**TO DO**
Your task is to retype each line of the data below exactly.

[BEGIN]

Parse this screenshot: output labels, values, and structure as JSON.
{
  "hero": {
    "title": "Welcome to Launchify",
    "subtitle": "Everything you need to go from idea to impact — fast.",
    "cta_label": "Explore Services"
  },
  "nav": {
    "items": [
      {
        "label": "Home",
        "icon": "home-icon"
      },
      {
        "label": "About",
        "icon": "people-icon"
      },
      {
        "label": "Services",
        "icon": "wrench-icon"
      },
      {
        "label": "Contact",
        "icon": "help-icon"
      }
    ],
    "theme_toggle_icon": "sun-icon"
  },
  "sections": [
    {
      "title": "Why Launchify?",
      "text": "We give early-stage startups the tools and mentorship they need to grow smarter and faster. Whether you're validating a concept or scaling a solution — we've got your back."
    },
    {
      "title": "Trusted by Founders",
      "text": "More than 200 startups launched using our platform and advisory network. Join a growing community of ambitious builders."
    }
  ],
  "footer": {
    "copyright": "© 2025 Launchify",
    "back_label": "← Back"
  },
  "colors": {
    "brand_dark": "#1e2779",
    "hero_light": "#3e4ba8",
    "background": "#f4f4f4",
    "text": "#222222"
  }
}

[END]

**REPLY TO THE EXERCISE**
Parse this screenshot: output labels, values, and structure as JSON.
{
  "hero": {
    "title": "Welcome to Launchify",
    "subtitle": "Everything you need to go from idea to impact — fast.",
    "cta_label": "Explore Services"
  },
  "nav": {
    "items": [
      {
        "label": "Home",
        "icon": "home-icon"
      },
      {
        "label": "About",
        "icon": "people-icon"
      },
      {
        "label": "Services",
        "icon": "wrench-icon"
      },
      {
        "label": "Contact",
        "icon": "help-icon"
      }
    ],
    "theme_toggle_icon": "sun-icon"
  },
  "sections": [
    {
      "title": "Why Launchify?",
      "text": "We give early-stage startups the tools and mentorship they need to grow smarter and faster. Whether you're validating a concept or scaling a solution — we've got your back."
    },
    {
      "title": "Trusted by Founders",
      "text": "More than 200 startups launched using our platform and advisory network. Join a growing community of ambitious builders."
    }
  ],
  "footer": {
    "copyright": "© 2025 Launchify",
    "back_label": "← Back"
  },
  "colors": {
    "brand_dark": "#1e2779",
    "hero_light": "#3e4ba8",
    "background": "#f4f4f4",
    "text": "#222222"
  }
}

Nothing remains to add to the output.